* **Stated task**
Could you print all the entries exactly?

* **Input material**

···

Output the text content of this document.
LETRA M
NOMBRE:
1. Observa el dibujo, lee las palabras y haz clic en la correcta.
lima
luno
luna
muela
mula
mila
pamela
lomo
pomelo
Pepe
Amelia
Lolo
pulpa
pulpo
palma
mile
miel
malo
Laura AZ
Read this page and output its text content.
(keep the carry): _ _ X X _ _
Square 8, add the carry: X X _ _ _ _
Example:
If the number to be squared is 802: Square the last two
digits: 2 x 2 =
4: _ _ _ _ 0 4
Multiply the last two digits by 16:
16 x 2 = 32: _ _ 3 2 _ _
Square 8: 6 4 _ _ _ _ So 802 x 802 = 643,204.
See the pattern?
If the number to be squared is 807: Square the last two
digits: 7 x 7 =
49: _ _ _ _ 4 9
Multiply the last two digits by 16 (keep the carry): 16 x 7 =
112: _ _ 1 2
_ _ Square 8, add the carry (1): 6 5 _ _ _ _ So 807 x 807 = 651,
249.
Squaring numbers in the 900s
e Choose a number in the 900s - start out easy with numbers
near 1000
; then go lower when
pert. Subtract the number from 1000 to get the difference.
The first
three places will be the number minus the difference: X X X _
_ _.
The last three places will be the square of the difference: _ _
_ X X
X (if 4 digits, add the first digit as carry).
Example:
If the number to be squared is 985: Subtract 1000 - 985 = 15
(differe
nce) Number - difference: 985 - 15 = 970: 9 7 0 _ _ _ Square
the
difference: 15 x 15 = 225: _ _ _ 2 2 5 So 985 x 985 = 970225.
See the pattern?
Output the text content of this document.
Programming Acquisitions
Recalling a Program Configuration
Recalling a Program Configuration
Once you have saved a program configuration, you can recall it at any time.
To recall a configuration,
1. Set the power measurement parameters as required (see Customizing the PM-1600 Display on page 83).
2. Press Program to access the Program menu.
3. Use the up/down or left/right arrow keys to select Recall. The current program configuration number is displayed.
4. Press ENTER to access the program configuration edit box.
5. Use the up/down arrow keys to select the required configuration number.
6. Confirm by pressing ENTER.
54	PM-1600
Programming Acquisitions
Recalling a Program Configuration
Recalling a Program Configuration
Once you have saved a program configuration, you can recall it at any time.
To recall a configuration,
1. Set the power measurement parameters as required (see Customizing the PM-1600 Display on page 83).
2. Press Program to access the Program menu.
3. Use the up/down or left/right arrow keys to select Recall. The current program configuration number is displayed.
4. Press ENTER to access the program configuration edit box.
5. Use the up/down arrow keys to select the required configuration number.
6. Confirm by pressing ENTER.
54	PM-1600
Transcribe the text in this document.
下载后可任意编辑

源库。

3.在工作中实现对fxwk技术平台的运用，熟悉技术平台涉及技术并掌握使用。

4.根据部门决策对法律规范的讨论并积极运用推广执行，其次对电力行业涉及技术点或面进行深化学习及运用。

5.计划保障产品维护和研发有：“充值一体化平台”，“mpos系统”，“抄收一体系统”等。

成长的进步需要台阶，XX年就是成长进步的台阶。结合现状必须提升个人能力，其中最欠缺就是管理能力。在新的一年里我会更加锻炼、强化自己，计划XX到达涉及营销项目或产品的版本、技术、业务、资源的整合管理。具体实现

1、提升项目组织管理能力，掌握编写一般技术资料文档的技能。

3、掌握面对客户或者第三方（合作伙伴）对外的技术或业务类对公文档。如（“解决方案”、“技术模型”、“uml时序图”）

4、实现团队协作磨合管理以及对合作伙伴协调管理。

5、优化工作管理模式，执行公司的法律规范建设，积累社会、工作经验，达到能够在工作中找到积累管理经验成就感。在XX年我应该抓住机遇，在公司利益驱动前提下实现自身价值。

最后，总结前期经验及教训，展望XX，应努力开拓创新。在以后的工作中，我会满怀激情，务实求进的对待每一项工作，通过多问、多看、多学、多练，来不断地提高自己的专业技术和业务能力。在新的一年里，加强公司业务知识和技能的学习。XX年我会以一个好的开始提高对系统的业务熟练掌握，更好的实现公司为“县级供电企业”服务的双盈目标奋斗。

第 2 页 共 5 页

···

* **Task result**
Output the text content of this document.
LETRA M
NOMBRE:
1. Observa el dibujo, lee las palabras y haz clic en la correcta.
lima
luno
luna
muela
mula
mila
pamela
lomo
pomelo
Pepe
Amelia
Lolo
pulpa
pulpo
palma
mile
miel
malo
Laura AZ
Read this page and output its text content.
(keep the carry): _ _ X X _ _
Square 8, add the carry: X X _ _ _ _
Example:
If the number to be squared is 802: Square the last two
digits: 2 x 2 =
4: _ _ _ _ 0 4
Multiply the last two digits by 16:
16 x 2 = 32: _ _ 3 2 _ _
Square 8: 6 4 _ _ _ _ So 802 x 802 = 643,204.
See the pattern?
If the number to be squared is 807: Square the last two
digits: 7 x 7 =
49: _ _ _ _ 4 9
Multiply the last two digits by 16 (keep the carry): 16 x 7 =
112: _ _ 1 2
_ _ Square 8, add the carry (1): 6 5 _ _ _ _ So 807 x 807 = 651,
249.
Squaring numbers in the 900s
e Choose a number in the 900s - start out easy with numbers
near 1000
; then go lower when
pert. Subtract the number from 1000 to get the difference.
The first
three places will be the number minus the difference: X X X _
_ _.
The last three places will be the square of the difference: _ _
_ X X
X (if 4 digits, add the first digit as carry).
Example:
If the number to be squared is 985: Subtract 1000 - 985 = 15
(differe
nce) Number - difference: 985 - 15 = 970: 9 7 0 _ _ _ Square
the
difference: 15 x 15 = 225: _ _ _ 2 2 5 So 985 x 985 = 970225.
See the pattern?
Output the text content of this document.
Programming Acquisitions
Recalling a Program Configuration
Recalling a Program Configuration
Once you have saved a program configuration, you can recall it at any time.
To recall a configuration,
1. Set the power measurement parameters as required (see Customizing the PM-1600 Display on page 83).
2. Press Program to access the Program menu.
3. Use the up/down or left/right arrow keys to select Recall. The current program configuration number is displayed.
4. Press ENTER to access the program configuration edit box.
5. Use the up/down arrow keys to select the required configuration number.
6. Confirm by pressing ENTER.
54	PM-1600
Programming Acquisitions
Recalling a Program Configuration
Recalling a Program Configuration
Once you have saved a program configuration, you can recall it at any time.
To recall a configuration,
1. Set the power measurement parameters as required (see Customizing the PM-1600 Display on page 83).
2. Press Program to access the Program menu.
3. Use the up/down or left/right arrow keys to select Recall. The current program configuration number is displayed.
4. Press ENTER to access the program configuration edit box.
5. Use the up/down arrow keys to select the required configuration number.
6. Confirm by pressing ENTER.
54	PM-1600
Transcribe the text in this document.
下载后可任意编辑

源库。

3.在工作中实现对fxwk技术平台的运用，熟悉技术平台涉及技术并掌握使用。

4.根据部门决策对法律规范的讨论并积极运用推广执行，其次对电力行业涉及技术点或面进行深化学习及运用。

5.计划保障产品维护和研发有：“充值一体化平台”，“mpos系统”，“抄收一体系统”等。

成长的进步需要台阶，XX年就是成长进步的台阶。结合现状必须提升个人能力，其中最欠缺就是管理能力。在新的一年里我会更加锻炼、强化自己，计划XX到达涉及营销项目或产品的版本、技术、业务、资源的整合管理。具体实现

1、提升项目组织管理能力，掌握编写一般技术资料文档的技能。

3、掌握面对客户或者第三方（合作伙伴）对外的技术或业务类对公文档。如（“解决方案”、“技术模型”、“uml时序图”）

4、实现团队协作磨合管理以及对合作伙伴协调管理。

5、优化工作管理模式，执行公司的法律规范建设，积累社会、工作经验，达到能够在工作中找到积累管理经验成就感。在XX年我应该抓住机遇，在公司利益驱动前提下实现自身价值。

最后，总结前期经验及教训，展望XX，应努力开拓创新。在以后的工作中，我会满怀激情，务实求进的对待每一项工作，通过多问、多看、多学、多练，来不断地提高自己的专业技术和业务能力。在新的一年里，加强公司业务知识和技能的学习。XX年我会以一个好的开始提高对系统的业务熟练掌握，更好的实现公司为“县级供电企业”服务的双盈目标奋斗。

第 2 页 共 5 页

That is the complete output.